** begin Given data **

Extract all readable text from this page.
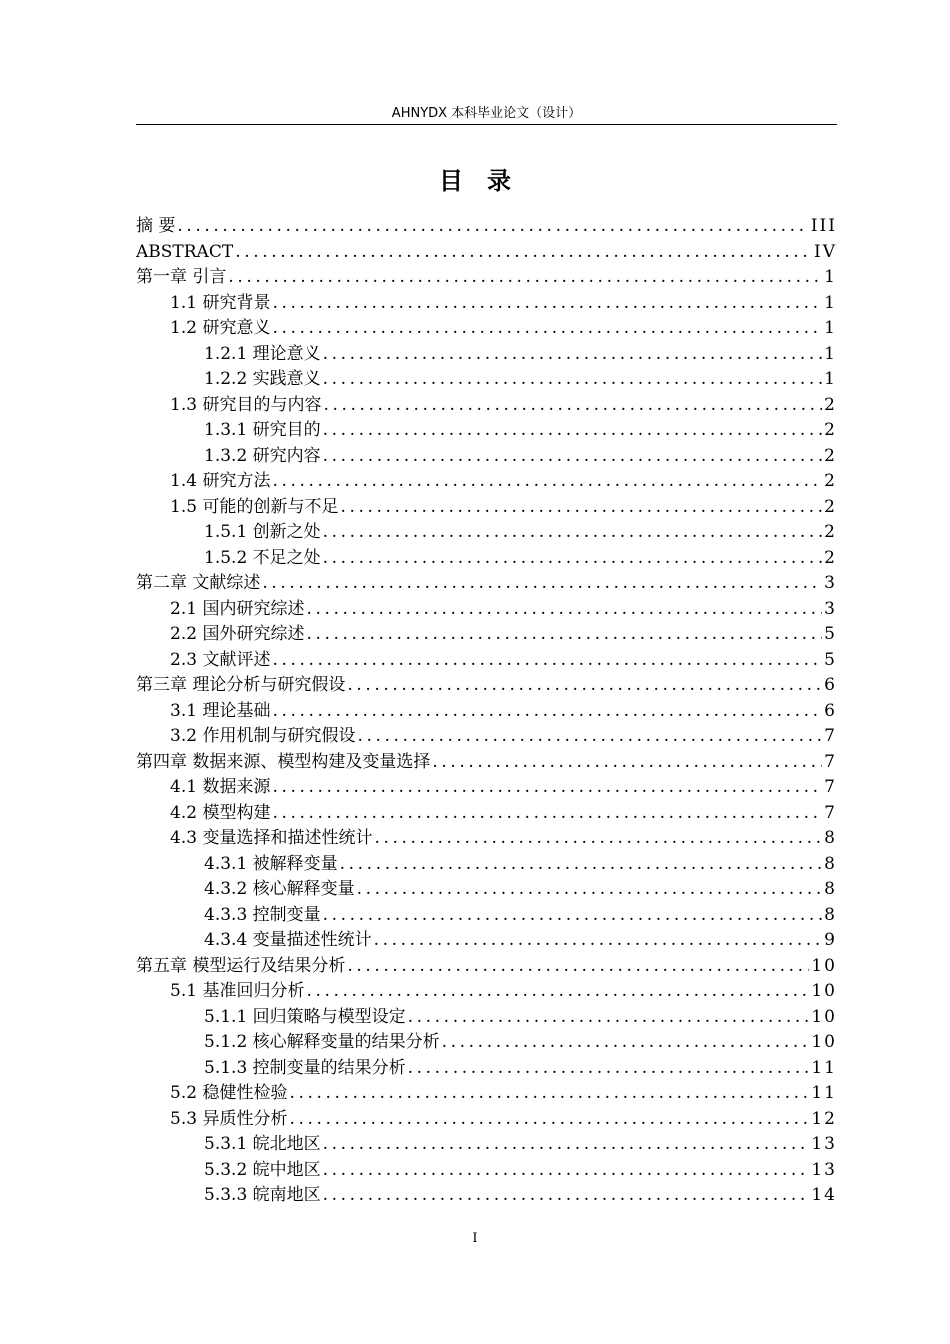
AHNYDX 本科毕业论文（设计）
目录
摘 要 .....	III
ABSTRACT .....	IV
第一章 引言 .....	1
1.1 研究背景 .....	1
1.2 研究意义 .....	1
1.2.1 理论意义 .....	1
1.2.2 实践意义 .....	1
1.3 研究目的与内容 .....	2
1.3.1 研究目的 .....	2
1.3.2 研究内容 .....	2
1.4 研究方法 .....	2
1.5 可能的创新与不足 .....	2
1.5.1 创新之处 .....	2
1.5.2 不足之处 .....	2
第二章 文献综述 .....	3
2.1 国内研究综述 .....	3
2.2 国外研究综述 .....	5
2.3 文献评述 .....	5
第三章 理论分析与研究假设 .....	6
3.1 理论基础 .....	6
3.2 作用机制与研究假设 .....	7
第四章 数据来源、模型构建及变量选择 .....	7
4.1 数据来源 .....	7
4.2 模型构建 .....	7
4.3 变量选择和描述性统计 .....	8
4.3.1 被解释变量 .....	8
4.3.2 核心解释变量 .....	8
4.3.3 控制变量 .....	8
4.3.4 变量描述性统计 .....	9
第五章 模型运行及结果分析 .....	10
5.1 基准回归分析 .....	10
5.1.1 回归策略与模型设定 .....	10
5.1.2 核心解释变量的结果分析 .....	10
5.1.3 控制变量的结果分析 .....	11
5.2 稳健性检验 .....	11
5.3 异质性分析 .....	12
5.3.1 皖北地区 .....	13
5.3.2 皖中地区 .....	13
5.3.3 皖南地区 .....	14
I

** end Given data **

▶ [Work instructions]
Pictures are excluded; copy every other part of the records exactly.

▶ [The response]
Extract all readable text from this page.
AHNYDX 本科毕业论文（设计）
目录
摘 要 .....	III
ABSTRACT .....	IV
第一章 引言 .....	1
1.1 研究背景 .....	1
1.2 研究意义 .....	1
1.2.1 理论意义 .....	1
1.2.2 实践意义 .....	1
1.3 研究目的与内容 .....	2
1.3.1 研究目的 .....	2
1.3.2 研究内容 .....	2
1.4 研究方法 .....	2
1.5 可能的创新与不足 .....	2
1.5.1 创新之处 .....	2
1.5.2 不足之处 .....	2
第二章 文献综述 .....	3
2.1 国内研究综述 .....	3
2.2 国外研究综述 .....	5
2.3 文献评述 .....	5
第三章 理论分析与研究假设 .....	6
3.1 理论基础 .....	6
3.2 作用机制与研究假设 .....	7
第四章 数据来源、模型构建及变量选择 .....	7
4.1 数据来源 .....	7
4.2 模型构建 .....	7
4.3 变量选择和描述性统计 .....	8
4.3.1 被解释变量 .....	8
4.3.2 核心解释变量 .....	8
4.3.3 控制变量 .....	8
4.3.4 变量描述性统计 .....	9
第五章 模型运行及结果分析 .....	10
5.1 基准回归分析 .....	10
5.1.1 回归策略与模型设定 .....	10
5.1.2 核心解释变量的结果分析 .....	10
5.1.3 控制变量的结果分析 .....	11
5.2 稳健性检验 .....	11
5.3 异质性分析 .....	12
5.3.1 皖北地区 .....	13
5.3.2 皖中地区 .....	13
5.3.3 皖南地区 .....	14
I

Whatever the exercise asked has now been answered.